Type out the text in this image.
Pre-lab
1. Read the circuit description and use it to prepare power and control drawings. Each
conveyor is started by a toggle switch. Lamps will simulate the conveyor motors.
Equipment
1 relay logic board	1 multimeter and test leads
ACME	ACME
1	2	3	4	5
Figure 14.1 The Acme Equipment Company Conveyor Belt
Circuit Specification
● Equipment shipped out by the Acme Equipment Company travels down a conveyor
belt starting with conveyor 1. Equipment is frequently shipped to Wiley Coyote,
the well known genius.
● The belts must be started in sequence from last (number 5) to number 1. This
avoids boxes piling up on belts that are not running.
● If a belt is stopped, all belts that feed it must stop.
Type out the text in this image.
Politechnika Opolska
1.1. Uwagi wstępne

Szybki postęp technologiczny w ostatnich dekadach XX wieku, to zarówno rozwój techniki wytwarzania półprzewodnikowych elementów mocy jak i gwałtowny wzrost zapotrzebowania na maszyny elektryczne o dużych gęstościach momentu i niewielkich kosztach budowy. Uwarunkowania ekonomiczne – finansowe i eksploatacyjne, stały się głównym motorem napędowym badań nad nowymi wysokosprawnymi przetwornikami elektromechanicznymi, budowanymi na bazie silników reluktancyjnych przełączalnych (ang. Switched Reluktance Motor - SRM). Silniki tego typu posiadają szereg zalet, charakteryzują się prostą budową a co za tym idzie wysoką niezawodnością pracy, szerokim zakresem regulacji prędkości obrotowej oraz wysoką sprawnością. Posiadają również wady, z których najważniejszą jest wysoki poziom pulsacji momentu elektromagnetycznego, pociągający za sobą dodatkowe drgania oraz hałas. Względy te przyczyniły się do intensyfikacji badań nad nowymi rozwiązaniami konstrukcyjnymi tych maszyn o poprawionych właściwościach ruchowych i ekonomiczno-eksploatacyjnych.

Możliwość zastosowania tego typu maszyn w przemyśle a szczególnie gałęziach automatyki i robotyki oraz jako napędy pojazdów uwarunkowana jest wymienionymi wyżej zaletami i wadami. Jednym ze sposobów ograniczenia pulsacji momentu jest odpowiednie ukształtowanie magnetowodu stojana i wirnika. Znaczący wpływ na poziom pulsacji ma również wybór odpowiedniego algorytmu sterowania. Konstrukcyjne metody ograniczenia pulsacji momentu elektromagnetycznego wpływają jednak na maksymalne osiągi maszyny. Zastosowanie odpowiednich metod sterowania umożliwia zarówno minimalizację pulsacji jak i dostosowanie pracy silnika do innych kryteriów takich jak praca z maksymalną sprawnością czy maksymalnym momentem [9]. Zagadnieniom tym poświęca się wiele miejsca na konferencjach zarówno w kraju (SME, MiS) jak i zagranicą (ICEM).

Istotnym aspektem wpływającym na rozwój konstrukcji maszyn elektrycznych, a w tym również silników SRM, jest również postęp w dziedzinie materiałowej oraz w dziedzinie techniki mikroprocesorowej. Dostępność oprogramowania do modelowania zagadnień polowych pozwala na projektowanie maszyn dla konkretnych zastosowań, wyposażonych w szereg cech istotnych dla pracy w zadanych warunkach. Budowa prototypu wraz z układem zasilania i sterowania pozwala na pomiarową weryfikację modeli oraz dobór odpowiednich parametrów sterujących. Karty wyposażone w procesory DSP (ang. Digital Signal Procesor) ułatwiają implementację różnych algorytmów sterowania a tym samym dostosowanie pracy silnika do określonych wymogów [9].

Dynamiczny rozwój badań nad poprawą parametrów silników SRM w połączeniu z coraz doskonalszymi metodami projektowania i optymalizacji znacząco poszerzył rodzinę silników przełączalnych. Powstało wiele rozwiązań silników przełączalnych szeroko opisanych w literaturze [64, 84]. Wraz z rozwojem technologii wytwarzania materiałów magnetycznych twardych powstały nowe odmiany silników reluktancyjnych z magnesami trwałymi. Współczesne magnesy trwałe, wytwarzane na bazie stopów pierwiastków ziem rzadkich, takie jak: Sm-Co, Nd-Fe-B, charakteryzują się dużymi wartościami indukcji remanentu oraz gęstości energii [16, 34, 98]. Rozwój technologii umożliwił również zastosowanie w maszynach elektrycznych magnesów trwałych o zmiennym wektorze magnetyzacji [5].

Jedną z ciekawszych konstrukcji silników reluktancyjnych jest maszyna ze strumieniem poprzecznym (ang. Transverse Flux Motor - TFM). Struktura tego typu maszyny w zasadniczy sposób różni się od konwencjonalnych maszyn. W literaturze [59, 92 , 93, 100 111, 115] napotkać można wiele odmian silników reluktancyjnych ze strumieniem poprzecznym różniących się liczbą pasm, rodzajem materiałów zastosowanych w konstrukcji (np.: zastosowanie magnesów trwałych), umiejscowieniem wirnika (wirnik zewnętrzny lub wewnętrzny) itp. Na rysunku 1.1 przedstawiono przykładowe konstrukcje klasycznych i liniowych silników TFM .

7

· · · ·

### What needs to be done:
Restate every entry word for word.

### The answer:
Type out the text in this image.
Pre-lab
1. Read the circuit description and use it to prepare power and control drawings. Each
conveyor is started by a toggle switch. Lamps will simulate the conveyor motors.
Equipment
1 relay logic board	1 multimeter and test leads
ACME	ACME
1	2	3	4	5
Figure 14.1 The Acme Equipment Company Conveyor Belt
Circuit Specification
● Equipment shipped out by the Acme Equipment Company travels down a conveyor
belt starting with conveyor 1. Equipment is frequently shipped to Wiley Coyote,
the well known genius.
● The belts must be started in sequence from last (number 5) to number 1. This
avoids boxes piling up on belts that are not running.
● If a belt is stopped, all belts that feed it must stop.
Type out the text in this image.
Politechnika Opolska
1.1. Uwagi wstępne

Szybki postęp technologiczny w ostatnich dekadach XX wieku, to zarówno rozwój techniki wytwarzania półprzewodnikowych elementów mocy jak i gwałtowny wzrost zapotrzebowania na maszyny elektryczne o dużych gęstościach momentu i niewielkich kosztach budowy. Uwarunkowania ekonomiczne – finansowe i eksploatacyjne, stały się głównym motorem napędowym badań nad nowymi wysokosprawnymi przetwornikami elektromechanicznymi, budowanymi na bazie silników reluktancyjnych przełączalnych (ang. Switched Reluktance Motor - SRM). Silniki tego typu posiadają szereg zalet, charakteryzują się prostą budową a co za tym idzie wysoką niezawodnością pracy, szerokim zakresem regulacji prędkości obrotowej oraz wysoką sprawnością. Posiadają również wady, z których najważniejszą jest wysoki poziom pulsacji momentu elektromagnetycznego, pociągający za sobą dodatkowe drgania oraz hałas. Względy te przyczyniły się do intensyfikacji badań nad nowymi rozwiązaniami konstrukcyjnymi tych maszyn o poprawionych właściwościach ruchowych i ekonomiczno-eksploatacyjnych.

Możliwość zastosowania tego typu maszyn w przemyśle a szczególnie gałęziach automatyki i robotyki oraz jako napędy pojazdów uwarunkowana jest wymienionymi wyżej zaletami i wadami. Jednym ze sposobów ograniczenia pulsacji momentu jest odpowiednie ukształtowanie magnetowodu stojana i wirnika. Znaczący wpływ na poziom pulsacji ma również wybór odpowiedniego algorytmu sterowania. Konstrukcyjne metody ograniczenia pulsacji momentu elektromagnetycznego wpływają jednak na maksymalne osiągi maszyny. Zastosowanie odpowiednich metod sterowania umożliwia zarówno minimalizację pulsacji jak i dostosowanie pracy silnika do innych kryteriów takich jak praca z maksymalną sprawnością czy maksymalnym momentem [9]. Zagadnieniom tym poświęca się wiele miejsca na konferencjach zarówno w kraju (SME, MiS) jak i zagranicą (ICEM).

Istotnym aspektem wpływającym na rozwój konstrukcji maszyn elektrycznych, a w tym również silników SRM, jest również postęp w dziedzinie materiałowej oraz w dziedzinie techniki mikroprocesorowej. Dostępność oprogramowania do modelowania zagadnień polowych pozwala na projektowanie maszyn dla konkretnych zastosowań, wyposażonych w szereg cech istotnych dla pracy w zadanych warunkach. Budowa prototypu wraz z układem zasilania i sterowania pozwala na pomiarową weryfikację modeli oraz dobór odpowiednich parametrów sterujących. Karty wyposażone w procesory DSP (ang. Digital Signal Procesor) ułatwiają implementację różnych algorytmów sterowania a tym samym dostosowanie pracy silnika do określonych wymogów [9].

Dynamiczny rozwój badań nad poprawą parametrów silników SRM w połączeniu z coraz doskonalszymi metodami projektowania i optymalizacji znacząco poszerzył rodzinę silników przełączalnych. Powstało wiele rozwiązań silników przełączalnych szeroko opisanych w literaturze [64, 84]. Wraz z rozwojem technologii wytwarzania materiałów magnetycznych twardych powstały nowe odmiany silników reluktancyjnych z magnesami trwałymi. Współczesne magnesy trwałe, wytwarzane na bazie stopów pierwiastków ziem rzadkich, takie jak: Sm-Co, Nd-Fe-B, charakteryzują się dużymi wartościami indukcji remanentu oraz gęstości energii [16, 34, 98]. Rozwój technologii umożliwił również zastosowanie w maszynach elektrycznych magnesów trwałych o zmiennym wektorze magnetyzacji [5].

Jedną z ciekawszych konstrukcji silników reluktancyjnych jest maszyna ze strumieniem poprzecznym (ang. Transverse Flux Motor - TFM). Struktura tego typu maszyny w zasadniczy sposób różni się od konwencjonalnych maszyn. W literaturze [59, 92 , 93, 100 111, 115] napotkać można wiele odmian silników reluktancyjnych ze strumieniem poprzecznym różniących się liczbą pasm, rodzajem materiałów zastosowanych w konstrukcji (np.: zastosowanie magnesów trwałych), umiejscowieniem wirnika (wirnik zewnętrzny lub wewnętrzny) itp. Na rysunku 1.1 przedstawiono przykładowe konstrukcje klasycznych i liniowych silników TFM .

7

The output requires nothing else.